→ **Actions to take**:
[A] From the piece on Marco Rubio's testimony, list every government office or governmental body it names.
[B] In the piece on Marco Rubio's testimony, what subject was Rubio testifying about?
[C] Retype the passage of the piece on Marco Rubio's testimony from "Secretary of State" up to and including "lands even harder.".

→ **Selected extract**:
Segment Open

Secretary of State (and about 12 other jobs) Marco Rubio is a brilliant man, and we are fortunate that he is also a true-blue America First conservative.
He was testifying before the House Foreign Affairs Committee about the State Department’s budget, and let’s just say Democrats didn’t have a good day.
One after one, they lined up to go off on him with their performative nonsense. They repeatedly asked him things that did not pertain to the subject matter. And time after time, he embarrassed every single one of them.
That’s not hard to do because Democrats certainly aren’t the smartest people in the room. But when they are going up against a brainiac expert like Rubio, their faceplanting lands even harder.

Segment Closed

→ **Entries shown**:
Segment Open

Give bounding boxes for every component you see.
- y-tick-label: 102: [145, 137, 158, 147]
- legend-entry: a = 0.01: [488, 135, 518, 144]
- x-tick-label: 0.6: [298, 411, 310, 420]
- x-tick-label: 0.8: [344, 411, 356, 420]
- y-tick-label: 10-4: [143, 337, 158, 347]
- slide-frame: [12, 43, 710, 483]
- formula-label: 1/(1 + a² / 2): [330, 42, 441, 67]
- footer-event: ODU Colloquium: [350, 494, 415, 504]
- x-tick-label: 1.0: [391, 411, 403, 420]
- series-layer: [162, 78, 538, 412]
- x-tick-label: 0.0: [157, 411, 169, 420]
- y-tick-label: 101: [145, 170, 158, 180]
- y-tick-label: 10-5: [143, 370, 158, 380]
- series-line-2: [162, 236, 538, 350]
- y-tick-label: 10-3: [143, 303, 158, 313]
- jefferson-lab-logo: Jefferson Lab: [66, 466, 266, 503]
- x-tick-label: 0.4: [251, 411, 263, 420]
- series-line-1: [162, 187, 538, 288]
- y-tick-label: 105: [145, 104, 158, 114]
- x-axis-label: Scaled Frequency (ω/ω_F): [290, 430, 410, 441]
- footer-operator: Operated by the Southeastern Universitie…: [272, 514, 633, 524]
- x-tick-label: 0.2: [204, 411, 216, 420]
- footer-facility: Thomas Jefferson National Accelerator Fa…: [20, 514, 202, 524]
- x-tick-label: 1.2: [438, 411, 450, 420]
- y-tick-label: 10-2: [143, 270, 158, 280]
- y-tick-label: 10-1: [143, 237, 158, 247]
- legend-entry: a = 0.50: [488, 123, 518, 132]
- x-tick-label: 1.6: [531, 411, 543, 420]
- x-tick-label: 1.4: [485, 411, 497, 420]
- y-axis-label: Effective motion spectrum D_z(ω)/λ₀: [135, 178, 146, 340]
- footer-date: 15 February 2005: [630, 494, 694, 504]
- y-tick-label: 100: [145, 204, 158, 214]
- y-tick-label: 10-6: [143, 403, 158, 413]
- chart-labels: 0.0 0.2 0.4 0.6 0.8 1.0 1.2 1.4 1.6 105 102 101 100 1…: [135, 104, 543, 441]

Segment Closed

→ **List of answers**:
[A]
Secretary of State
House Foreign Affairs Committee
State Department

[B] The State Department's budget.

[C]
Secretary of State (and about 12 other jobs) Marco Rubio is a brilliant man, and we are fortunate that he is also a true-blue America First conservative.
He was testifying before the House Foreign Affairs Committee about the State Department’s budget, and let’s just say Democrats didn’t have a good day.
One after one, they lined up to go off on him with their performative nonsense. They repeatedly asked him things that did not pertain to the subject matter. And time after time, he embarrassed every single one of them.
That’s not hard to do because Democrats certainly aren’t the smartest people in the room. But when they are going up against a brainiac expert like Rubio, their faceplanting lands even harder.